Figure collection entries

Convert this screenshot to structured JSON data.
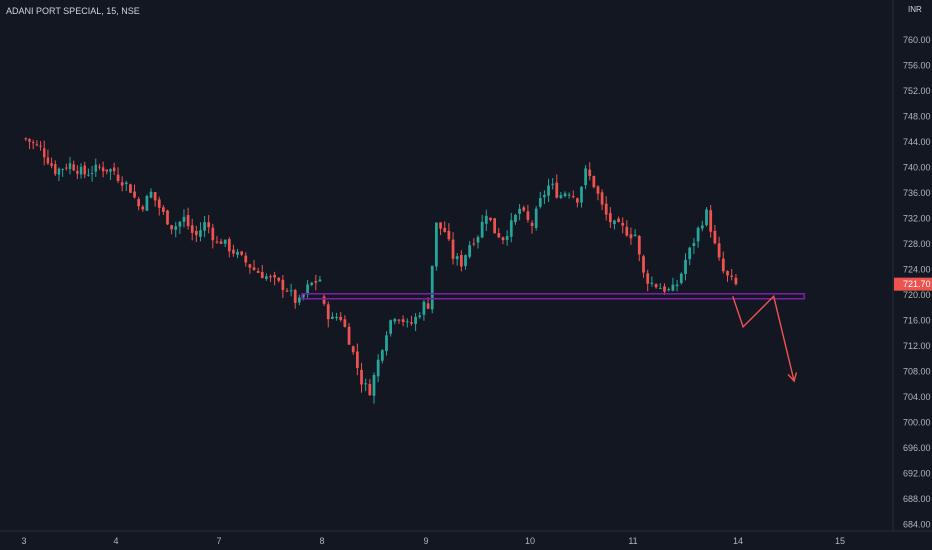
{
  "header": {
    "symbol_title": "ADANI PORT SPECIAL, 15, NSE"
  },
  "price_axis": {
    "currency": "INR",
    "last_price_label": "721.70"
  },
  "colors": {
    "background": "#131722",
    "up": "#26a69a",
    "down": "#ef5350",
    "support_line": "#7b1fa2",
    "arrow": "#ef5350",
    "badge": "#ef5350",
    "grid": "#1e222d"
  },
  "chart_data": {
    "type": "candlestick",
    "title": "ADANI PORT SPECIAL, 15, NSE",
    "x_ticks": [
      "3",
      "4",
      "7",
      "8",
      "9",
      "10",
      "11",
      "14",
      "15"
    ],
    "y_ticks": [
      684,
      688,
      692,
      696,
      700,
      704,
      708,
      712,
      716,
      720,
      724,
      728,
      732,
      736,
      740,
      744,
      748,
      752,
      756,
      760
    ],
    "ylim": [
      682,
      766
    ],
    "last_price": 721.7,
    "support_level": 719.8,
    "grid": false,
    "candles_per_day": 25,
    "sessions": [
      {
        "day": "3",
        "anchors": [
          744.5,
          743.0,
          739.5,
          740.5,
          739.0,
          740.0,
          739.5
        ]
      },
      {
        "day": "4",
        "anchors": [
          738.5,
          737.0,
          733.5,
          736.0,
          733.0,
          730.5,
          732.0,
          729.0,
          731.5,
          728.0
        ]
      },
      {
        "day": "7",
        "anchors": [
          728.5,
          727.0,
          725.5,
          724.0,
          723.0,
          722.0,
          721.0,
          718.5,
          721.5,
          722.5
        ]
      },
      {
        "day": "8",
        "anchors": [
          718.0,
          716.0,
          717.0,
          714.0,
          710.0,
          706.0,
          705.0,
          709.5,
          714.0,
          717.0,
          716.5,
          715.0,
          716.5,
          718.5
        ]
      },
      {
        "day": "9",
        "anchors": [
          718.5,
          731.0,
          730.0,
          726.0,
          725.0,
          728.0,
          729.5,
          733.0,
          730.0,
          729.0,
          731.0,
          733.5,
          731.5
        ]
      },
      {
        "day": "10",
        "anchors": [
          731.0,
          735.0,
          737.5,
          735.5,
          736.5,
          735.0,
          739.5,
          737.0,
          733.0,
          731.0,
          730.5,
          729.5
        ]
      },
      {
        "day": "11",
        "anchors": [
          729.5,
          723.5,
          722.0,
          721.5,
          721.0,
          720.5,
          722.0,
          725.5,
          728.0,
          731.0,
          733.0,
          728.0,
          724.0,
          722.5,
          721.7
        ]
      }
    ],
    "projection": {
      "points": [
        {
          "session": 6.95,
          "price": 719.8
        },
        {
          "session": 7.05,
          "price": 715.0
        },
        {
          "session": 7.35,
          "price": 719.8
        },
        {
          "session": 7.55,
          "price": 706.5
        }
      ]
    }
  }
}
==
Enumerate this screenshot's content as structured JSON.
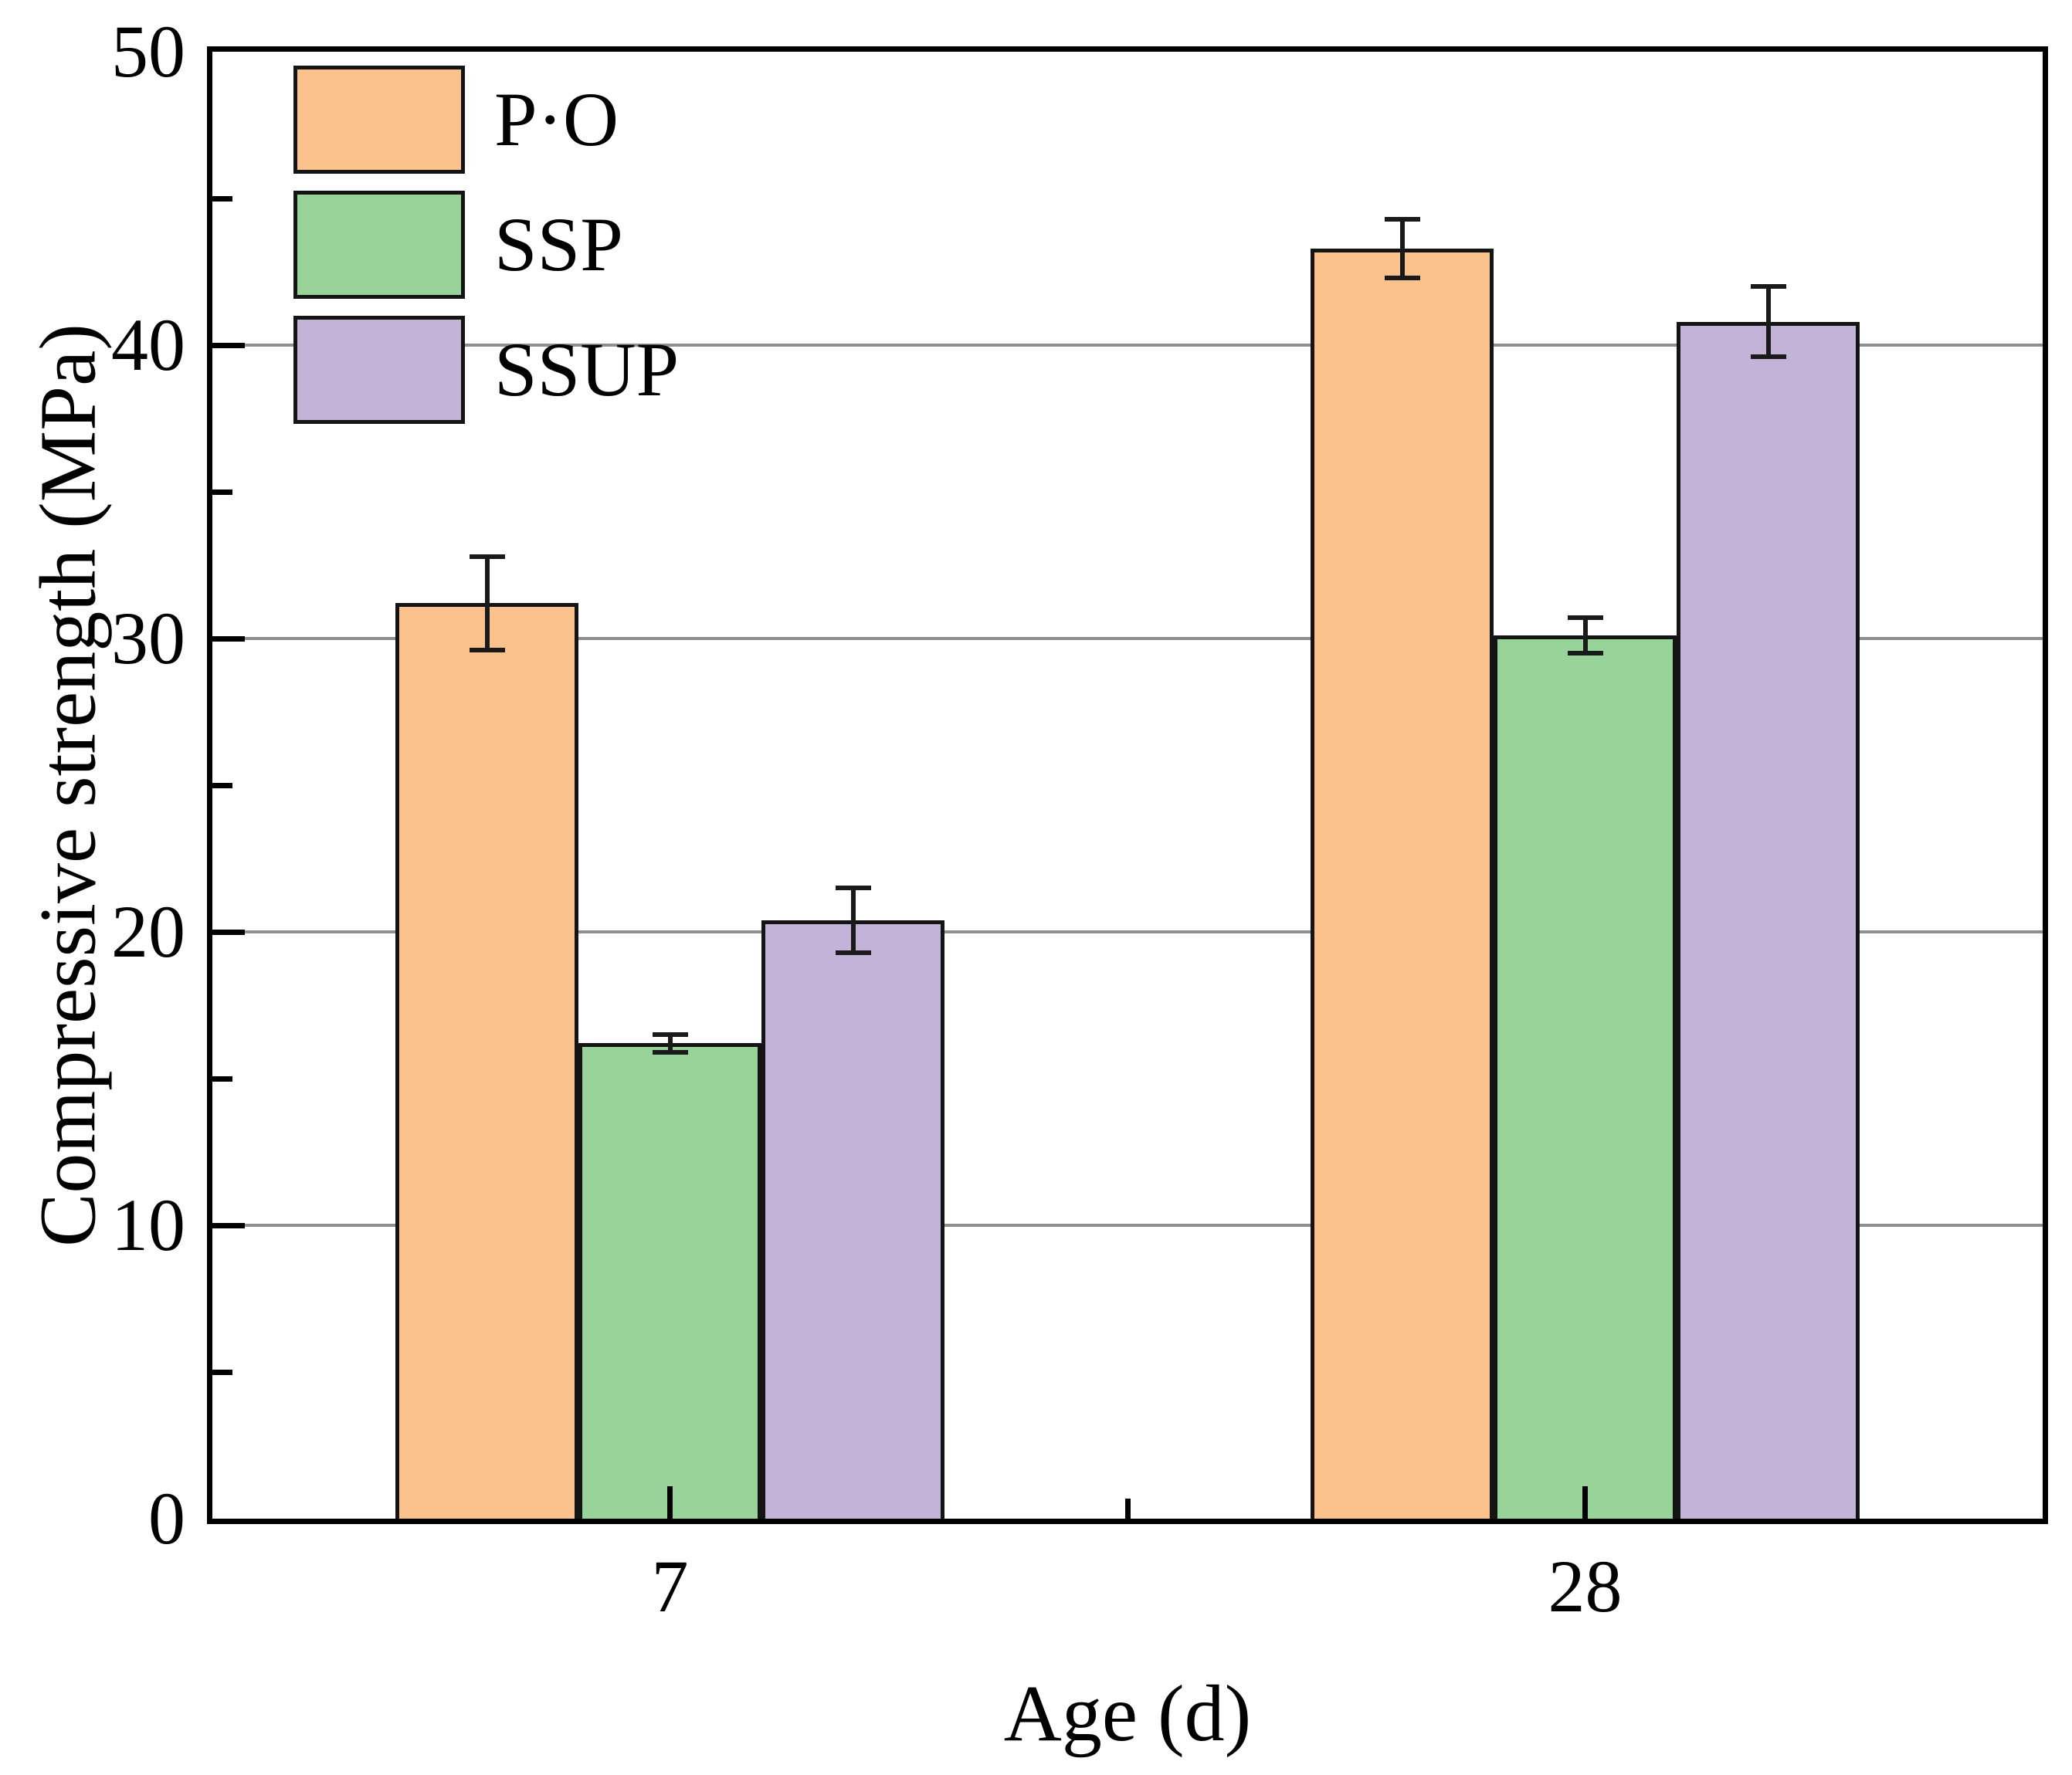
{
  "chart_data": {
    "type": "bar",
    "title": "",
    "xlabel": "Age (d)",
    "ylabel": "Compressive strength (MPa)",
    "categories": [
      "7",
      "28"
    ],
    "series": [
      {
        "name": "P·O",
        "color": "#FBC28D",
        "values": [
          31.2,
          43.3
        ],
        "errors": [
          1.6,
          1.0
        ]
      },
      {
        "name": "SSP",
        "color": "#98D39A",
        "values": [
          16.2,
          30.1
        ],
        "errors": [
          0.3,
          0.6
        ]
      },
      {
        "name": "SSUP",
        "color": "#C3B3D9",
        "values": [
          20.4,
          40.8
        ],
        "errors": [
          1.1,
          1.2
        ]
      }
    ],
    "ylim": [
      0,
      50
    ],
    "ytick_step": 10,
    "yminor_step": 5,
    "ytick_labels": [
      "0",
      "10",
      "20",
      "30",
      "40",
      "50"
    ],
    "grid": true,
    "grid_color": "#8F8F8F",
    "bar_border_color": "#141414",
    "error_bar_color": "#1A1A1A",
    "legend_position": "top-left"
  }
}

§ WHAT IS ASKED
Say how many lines in the entries contain the string "structured", and say nothing else.

§ FULL RESPONSE
2